THE REQUEST: Repeat the listing in full, word for word.

Figure content listings:
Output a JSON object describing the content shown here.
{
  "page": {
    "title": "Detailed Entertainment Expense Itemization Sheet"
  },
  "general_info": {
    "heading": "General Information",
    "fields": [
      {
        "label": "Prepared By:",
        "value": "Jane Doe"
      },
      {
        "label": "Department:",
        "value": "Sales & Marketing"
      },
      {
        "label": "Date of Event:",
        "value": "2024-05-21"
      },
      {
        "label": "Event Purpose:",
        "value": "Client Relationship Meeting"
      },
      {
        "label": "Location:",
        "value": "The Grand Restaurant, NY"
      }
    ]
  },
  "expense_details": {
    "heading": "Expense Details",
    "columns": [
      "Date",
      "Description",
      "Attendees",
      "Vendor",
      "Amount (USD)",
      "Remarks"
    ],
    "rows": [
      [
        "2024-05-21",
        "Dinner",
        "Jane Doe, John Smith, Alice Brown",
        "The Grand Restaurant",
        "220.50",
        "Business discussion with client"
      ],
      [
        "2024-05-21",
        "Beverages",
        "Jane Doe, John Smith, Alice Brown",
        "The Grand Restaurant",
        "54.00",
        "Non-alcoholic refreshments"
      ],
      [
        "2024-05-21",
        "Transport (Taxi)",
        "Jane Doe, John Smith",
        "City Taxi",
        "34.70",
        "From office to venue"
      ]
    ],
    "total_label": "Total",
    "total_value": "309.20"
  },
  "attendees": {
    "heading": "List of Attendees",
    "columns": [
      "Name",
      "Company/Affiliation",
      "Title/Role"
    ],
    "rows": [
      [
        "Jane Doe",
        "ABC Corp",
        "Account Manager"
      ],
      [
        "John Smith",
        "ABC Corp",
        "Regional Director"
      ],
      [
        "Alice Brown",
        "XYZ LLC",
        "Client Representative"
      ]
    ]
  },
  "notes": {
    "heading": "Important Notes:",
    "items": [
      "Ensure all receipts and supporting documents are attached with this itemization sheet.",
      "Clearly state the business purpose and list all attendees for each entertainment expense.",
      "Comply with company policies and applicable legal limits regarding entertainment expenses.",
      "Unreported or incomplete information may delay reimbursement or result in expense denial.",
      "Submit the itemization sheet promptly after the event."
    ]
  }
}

TASK SOLUTION:
Output a JSON object describing the content shown here.
{
  "page": {
    "title": "Detailed Entertainment Expense Itemization Sheet"
  },
  "general_info": {
    "heading": "General Information",
    "fields": [
      {
        "label": "Prepared By:",
        "value": "Jane Doe"
      },
      {
        "label": "Department:",
        "value": "Sales & Marketing"
      },
      {
        "label": "Date of Event:",
        "value": "2024-05-21"
      },
      {
        "label": "Event Purpose:",
        "value": "Client Relationship Meeting"
      },
      {
        "label": "Location:",
        "value": "The Grand Restaurant, NY"
      }
    ]
  },
  "expense_details": {
    "heading": "Expense Details",
    "columns": [
      "Date",
      "Description",
      "Attendees",
      "Vendor",
      "Amount (USD)",
      "Remarks"
    ],
    "rows": [
      [
        "2024-05-21",
        "Dinner",
        "Jane Doe, John Smith, Alice Brown",
        "The Grand Restaurant",
        "220.50",
        "Business discussion with client"
      ],
      [
        "2024-05-21",
        "Beverages",
        "Jane Doe, John Smith, Alice Brown",
        "The Grand Restaurant",
        "54.00",
        "Non-alcoholic refreshments"
      ],
      [
        "2024-05-21",
        "Transport (Taxi)",
        "Jane Doe, John Smith",
        "City Taxi",
        "34.70",
        "From office to venue"
      ]
    ],
    "total_label": "Total",
    "total_value": "309.20"
  },
  "attendees": {
    "heading": "List of Attendees",
    "columns": [
      "Name",
      "Company/Affiliation",
      "Title/Role"
    ],
    "rows": [
      [
        "Jane Doe",
        "ABC Corp",
        "Account Manager"
      ],
      [
        "John Smith",
        "ABC Corp",
        "Regional Director"
      ],
      [
        "Alice Brown",
        "XYZ LLC",
        "Client Representative"
      ]
    ]
  },
  "notes": {
    "heading": "Important Notes:",
    "items": [
      "Ensure all receipts and supporting documents are attached with this itemization sheet.",
      "Clearly state the business purpose and list all attendees for each entertainment expense.",
      "Comply with company policies and applicable legal limits regarding entertainment expenses.",
      "Unreported or incomplete information may delay reimbursement or result in expense denial.",
      "Submit the itemization sheet promptly after the event."
    ]
  }
}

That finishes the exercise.